**YOUR TASK:**
Please give the listing again in its entirety, exactly as written.

**SOURCE RECORDS:**
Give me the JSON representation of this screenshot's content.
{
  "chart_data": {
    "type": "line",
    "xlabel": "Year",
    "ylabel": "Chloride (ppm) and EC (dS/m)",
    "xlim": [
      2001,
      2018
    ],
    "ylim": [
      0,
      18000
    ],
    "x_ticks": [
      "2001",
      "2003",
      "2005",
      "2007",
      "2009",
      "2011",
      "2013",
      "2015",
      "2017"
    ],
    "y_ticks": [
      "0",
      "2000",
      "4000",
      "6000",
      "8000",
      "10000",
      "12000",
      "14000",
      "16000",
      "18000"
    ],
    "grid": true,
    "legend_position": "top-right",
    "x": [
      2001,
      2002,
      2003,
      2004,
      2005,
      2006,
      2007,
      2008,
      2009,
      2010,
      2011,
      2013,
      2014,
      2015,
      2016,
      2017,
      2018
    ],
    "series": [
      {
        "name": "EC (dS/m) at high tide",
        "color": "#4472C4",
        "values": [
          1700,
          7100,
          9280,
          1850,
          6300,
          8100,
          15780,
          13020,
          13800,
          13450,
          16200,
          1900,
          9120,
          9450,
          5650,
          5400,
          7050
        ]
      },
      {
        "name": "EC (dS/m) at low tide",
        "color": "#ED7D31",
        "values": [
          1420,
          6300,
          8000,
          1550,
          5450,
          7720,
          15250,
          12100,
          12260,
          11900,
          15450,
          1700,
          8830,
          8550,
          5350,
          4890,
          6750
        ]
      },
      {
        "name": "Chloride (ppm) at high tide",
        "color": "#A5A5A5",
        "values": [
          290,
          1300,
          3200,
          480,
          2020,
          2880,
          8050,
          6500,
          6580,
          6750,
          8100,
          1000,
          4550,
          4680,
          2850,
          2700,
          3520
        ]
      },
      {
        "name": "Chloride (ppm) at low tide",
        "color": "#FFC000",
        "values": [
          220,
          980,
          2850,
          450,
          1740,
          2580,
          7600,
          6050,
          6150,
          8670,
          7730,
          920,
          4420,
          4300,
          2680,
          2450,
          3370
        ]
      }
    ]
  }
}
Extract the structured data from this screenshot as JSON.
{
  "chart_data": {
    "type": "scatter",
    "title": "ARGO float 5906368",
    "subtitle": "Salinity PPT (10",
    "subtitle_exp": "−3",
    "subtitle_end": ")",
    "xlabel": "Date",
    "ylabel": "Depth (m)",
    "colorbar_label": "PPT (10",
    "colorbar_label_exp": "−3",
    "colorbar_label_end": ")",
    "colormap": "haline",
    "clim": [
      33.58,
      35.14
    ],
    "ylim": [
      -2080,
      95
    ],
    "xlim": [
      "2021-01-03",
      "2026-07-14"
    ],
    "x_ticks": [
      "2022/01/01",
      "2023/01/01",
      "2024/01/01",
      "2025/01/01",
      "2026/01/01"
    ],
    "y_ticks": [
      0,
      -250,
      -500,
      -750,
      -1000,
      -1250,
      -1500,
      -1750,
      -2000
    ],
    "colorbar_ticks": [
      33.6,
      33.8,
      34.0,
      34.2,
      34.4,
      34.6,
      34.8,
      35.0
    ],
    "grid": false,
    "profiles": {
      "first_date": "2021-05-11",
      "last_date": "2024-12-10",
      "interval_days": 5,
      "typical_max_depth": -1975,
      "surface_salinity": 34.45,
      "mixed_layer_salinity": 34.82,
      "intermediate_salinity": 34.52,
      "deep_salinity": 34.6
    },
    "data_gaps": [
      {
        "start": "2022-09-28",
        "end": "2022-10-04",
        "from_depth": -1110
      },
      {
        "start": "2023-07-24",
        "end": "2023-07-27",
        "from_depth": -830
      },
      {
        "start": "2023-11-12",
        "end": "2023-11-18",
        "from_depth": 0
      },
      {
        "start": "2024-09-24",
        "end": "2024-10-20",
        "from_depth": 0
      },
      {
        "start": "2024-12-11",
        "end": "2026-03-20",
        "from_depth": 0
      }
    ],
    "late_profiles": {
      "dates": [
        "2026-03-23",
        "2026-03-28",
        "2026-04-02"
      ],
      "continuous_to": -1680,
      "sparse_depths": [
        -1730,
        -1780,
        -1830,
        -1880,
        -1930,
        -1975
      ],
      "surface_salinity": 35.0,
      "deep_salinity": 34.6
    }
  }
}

**SOLUTION:**
Give me the JSON representation of this screenshot's content.
{
  "chart_data": {
    "type": "line",
    "xlabel": "Year",
    "ylabel": "Chloride (ppm) and EC (dS/m)",
    "xlim": [
      2001,
      2018
    ],
    "ylim": [
      0,
      18000
    ],
    "x_ticks": [
      "2001",
      "2003",
      "2005",
      "2007",
      "2009",
      "2011",
      "2013",
      "2015",
      "2017"
    ],
    "y_ticks": [
      "0",
      "2000",
      "4000",
      "6000",
      "8000",
      "10000",
      "12000",
      "14000",
      "16000",
      "18000"
    ],
    "grid": true,
    "legend_position": "top-right",
    "x": [
      2001,
      2002,
      2003,
      2004,
      2005,
      2006,
      2007,
      2008,
      2009,
      2010,
      2011,
      2013,
      2014,
      2015,
      2016,
      2017,
      2018
    ],
    "series": [
      {
        "name": "EC (dS/m) at high tide",
        "color": "#4472C4",
        "values": [
          1700,
          7100,
          9280,
          1850,
          6300,
          8100,
          15780,
          13020,
          13800,
          13450,
          16200,
          1900,
          9120,
          9450,
          5650,
          5400,
          7050
        ]
      },
      {
        "name": "EC (dS/m) at low tide",
        "color": "#ED7D31",
        "values": [
          1420,
          6300,
          8000,
          1550,
          5450,
          7720,
          15250,
          12100,
          12260,
          11900,
          15450,
          1700,
          8830,
          8550,
          5350,
          4890,
          6750
        ]
      },
      {
        "name": "Chloride (ppm) at high tide",
        "color": "#A5A5A5",
        "values": [
          290,
          1300,
          3200,
          480,
          2020,
          2880,
          8050,
          6500,
          6580,
          6750,
          8100,
          1000,
          4550,
          4680,
          2850,
          2700,
          3520
        ]
      },
      {
        "name": "Chloride (ppm) at low tide",
        "color": "#FFC000",
        "values": [
          220,
          980,
          2850,
          450,
          1740,
          2580,
          7600,
          6050,
          6150,
          8670,
          7730,
          920,
          4420,
          4300,
          2680,
          2450,
          3370
        ]
      }
    ]
  }
}
Extract the structured data from this screenshot as JSON.
{
  "chart_data": {
    "type": "scatter",
    "title": "ARGO float 5906368",
    "subtitle": "Salinity PPT (10",
    "subtitle_exp": "−3",
    "subtitle_end": ")",
    "xlabel": "Date",
    "ylabel": "Depth (m)",
    "colorbar_label": "PPT (10",
    "colorbar_label_exp": "−3",
    "colorbar_label_end": ")",
    "colormap": "haline",
    "clim": [
      33.58,
      35.14
    ],
    "ylim": [
      -2080,
      95
    ],
    "xlim": [
      "2021-01-03",
      "2026-07-14"
    ],
    "x_ticks": [
      "2022/01/01",
      "2023/01/01",
      "2024/01/01",
      "2025/01/01",
      "2026/01/01"
    ],
    "y_ticks": [
      0,
      -250,
      -500,
      -750,
      -1000,
      -1250,
      -1500,
      -1750,
      -2000
    ],
    "colorbar_ticks": [
      33.6,
      33.8,
      34.0,
      34.2,
      34.4,
      34.6,
      34.8,
      35.0
    ],
    "grid": false,
    "profiles": {
      "first_date": "2021-05-11",
      "last_date": "2024-12-10",
      "interval_days": 5,
      "typical_max_depth": -1975,
      "surface_salinity": 34.45,
      "mixed_layer_salinity": 34.82,
      "intermediate_salinity": 34.52,
      "deep_salinity": 34.6
    },
    "data_gaps": [
      {
        "start": "2022-09-28",
        "end": "2022-10-04",
        "from_depth": -1110
      },
      {
        "start": "2023-07-24",
        "end": "2023-07-27",
        "from_depth": -830
      },
      {
        "start": "2023-11-12",
        "end": "2023-11-18",
        "from_depth": 0
      },
      {
        "start": "2024-09-24",
        "end": "2024-10-20",
        "from_depth": 0
      },
      {
        "start": "2024-12-11",
        "end": "2026-03-20",
        "from_depth": 0
      }
    ],
    "late_profiles": {
      "dates": [
        "2026-03-23",
        "2026-03-28",
        "2026-04-02"
      ],
      "continuous_to": -1680,
      "sparse_depths": [
        -1730,
        -1780,
        -1830,
        -1880,
        -1930,
        -1975
      ],
      "surface_salinity": 35.0,
      "deep_salinity": 34.6
    }
  }
}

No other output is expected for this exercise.